### Brief
Every line below that includes "Ratio" counts toward the total. Report that total alone.

### Record set
|---|
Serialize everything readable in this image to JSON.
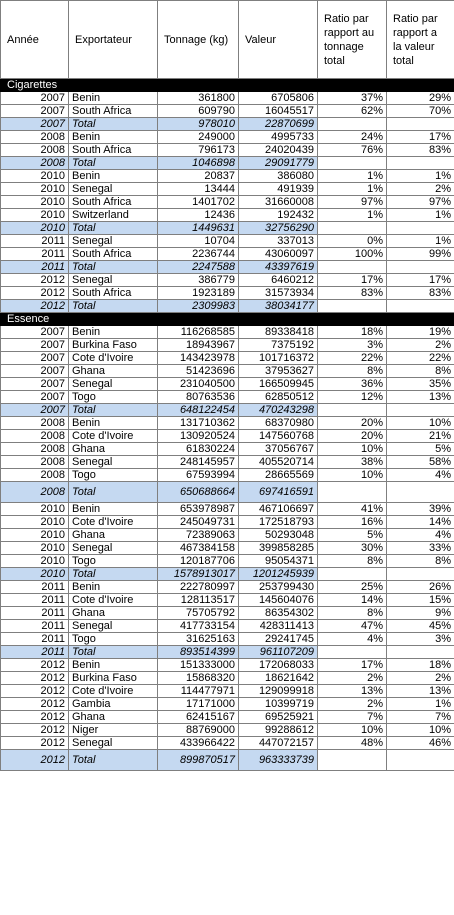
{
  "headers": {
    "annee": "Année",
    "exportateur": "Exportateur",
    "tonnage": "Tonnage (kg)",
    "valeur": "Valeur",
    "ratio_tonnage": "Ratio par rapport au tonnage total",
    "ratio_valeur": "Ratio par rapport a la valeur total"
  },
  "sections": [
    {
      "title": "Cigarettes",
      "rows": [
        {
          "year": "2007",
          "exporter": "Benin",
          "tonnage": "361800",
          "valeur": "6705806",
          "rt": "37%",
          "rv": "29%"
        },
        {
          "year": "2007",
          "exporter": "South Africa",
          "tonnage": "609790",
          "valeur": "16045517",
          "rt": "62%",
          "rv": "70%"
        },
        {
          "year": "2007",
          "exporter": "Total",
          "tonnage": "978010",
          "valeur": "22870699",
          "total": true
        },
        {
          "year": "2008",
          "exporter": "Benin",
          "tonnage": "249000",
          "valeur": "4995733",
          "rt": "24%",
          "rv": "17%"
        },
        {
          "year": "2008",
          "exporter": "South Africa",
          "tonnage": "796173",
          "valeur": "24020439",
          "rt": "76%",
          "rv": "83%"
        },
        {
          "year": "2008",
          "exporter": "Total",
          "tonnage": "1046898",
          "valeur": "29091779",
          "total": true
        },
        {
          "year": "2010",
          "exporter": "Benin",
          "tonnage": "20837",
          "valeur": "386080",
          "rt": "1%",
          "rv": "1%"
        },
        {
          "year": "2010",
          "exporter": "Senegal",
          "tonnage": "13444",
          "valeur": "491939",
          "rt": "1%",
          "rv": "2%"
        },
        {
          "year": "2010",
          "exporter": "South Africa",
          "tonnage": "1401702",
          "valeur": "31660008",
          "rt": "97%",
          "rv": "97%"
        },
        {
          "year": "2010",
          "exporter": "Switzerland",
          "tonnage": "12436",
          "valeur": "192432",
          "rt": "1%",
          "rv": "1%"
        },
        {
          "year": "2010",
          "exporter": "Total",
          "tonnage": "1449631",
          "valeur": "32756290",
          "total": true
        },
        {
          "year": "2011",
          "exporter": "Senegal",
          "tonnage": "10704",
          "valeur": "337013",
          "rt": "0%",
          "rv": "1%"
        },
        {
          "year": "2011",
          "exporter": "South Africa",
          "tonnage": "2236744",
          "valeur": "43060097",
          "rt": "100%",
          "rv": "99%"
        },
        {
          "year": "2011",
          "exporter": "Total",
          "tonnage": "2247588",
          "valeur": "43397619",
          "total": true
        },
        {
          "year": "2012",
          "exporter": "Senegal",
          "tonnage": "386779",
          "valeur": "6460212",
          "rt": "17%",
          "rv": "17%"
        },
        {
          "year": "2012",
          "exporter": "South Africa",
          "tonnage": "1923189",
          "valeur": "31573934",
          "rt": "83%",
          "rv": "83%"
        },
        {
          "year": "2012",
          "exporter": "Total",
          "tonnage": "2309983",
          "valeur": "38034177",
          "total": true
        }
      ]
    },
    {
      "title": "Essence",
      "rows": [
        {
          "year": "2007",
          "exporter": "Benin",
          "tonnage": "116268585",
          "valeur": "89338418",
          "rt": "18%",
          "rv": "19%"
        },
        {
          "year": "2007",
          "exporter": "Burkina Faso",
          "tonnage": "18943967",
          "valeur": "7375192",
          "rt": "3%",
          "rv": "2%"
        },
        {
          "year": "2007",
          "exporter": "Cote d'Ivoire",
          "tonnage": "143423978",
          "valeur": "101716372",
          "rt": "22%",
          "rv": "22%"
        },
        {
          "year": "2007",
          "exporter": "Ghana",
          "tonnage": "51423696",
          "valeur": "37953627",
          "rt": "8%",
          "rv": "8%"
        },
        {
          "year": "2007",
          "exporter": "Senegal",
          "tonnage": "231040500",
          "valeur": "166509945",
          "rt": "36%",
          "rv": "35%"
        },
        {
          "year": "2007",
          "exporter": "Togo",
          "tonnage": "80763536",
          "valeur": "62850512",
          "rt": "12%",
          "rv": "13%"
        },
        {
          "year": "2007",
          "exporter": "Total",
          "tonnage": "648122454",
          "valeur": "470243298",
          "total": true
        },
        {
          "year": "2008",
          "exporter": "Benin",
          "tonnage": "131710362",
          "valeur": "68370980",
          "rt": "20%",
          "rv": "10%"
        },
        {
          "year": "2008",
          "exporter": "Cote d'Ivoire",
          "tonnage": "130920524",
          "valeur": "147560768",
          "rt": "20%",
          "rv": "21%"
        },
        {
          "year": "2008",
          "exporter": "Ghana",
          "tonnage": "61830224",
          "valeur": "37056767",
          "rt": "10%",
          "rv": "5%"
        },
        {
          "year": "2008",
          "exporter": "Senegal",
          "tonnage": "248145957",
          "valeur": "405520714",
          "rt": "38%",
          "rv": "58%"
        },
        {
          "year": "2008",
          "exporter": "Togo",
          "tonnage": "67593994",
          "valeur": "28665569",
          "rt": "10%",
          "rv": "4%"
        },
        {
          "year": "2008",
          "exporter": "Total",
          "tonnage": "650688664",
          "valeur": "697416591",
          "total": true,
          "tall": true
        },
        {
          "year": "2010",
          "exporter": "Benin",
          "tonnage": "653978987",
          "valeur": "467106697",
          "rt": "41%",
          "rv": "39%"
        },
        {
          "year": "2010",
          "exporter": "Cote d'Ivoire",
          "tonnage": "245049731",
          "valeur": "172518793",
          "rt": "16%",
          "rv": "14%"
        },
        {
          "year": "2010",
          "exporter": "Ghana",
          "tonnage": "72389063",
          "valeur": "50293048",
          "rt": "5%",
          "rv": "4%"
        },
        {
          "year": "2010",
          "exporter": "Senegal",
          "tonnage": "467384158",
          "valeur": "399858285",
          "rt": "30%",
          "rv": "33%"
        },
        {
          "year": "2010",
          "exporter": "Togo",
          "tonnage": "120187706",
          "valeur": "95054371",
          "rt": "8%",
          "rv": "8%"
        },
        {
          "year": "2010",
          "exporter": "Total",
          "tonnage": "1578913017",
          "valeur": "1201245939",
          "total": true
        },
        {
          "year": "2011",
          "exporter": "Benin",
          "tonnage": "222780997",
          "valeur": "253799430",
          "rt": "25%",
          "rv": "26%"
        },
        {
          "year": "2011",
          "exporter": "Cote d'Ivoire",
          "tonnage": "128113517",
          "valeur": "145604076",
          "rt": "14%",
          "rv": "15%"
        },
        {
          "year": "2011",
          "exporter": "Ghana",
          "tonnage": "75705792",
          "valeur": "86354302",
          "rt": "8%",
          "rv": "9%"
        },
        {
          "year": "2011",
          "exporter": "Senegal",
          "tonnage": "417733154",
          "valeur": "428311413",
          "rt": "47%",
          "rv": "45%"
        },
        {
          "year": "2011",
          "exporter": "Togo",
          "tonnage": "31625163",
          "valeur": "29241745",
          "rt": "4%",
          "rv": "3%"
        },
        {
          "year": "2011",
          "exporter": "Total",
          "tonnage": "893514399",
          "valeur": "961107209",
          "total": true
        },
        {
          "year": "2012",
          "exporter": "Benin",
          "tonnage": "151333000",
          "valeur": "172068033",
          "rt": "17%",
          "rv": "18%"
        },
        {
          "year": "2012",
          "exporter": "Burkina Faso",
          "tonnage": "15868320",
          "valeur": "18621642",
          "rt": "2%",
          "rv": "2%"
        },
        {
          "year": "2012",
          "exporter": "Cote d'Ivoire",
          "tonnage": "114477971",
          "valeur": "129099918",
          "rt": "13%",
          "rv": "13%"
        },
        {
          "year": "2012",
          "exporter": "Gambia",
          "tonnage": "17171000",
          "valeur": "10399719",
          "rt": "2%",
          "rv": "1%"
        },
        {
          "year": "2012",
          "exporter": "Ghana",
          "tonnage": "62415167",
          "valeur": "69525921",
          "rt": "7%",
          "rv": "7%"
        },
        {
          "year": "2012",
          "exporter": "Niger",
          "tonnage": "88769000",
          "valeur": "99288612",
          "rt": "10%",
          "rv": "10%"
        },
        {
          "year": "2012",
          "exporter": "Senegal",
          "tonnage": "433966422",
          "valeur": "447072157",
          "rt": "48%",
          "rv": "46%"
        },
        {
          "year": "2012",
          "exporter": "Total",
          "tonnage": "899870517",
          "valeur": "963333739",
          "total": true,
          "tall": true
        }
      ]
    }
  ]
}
|---|
### Complete response
2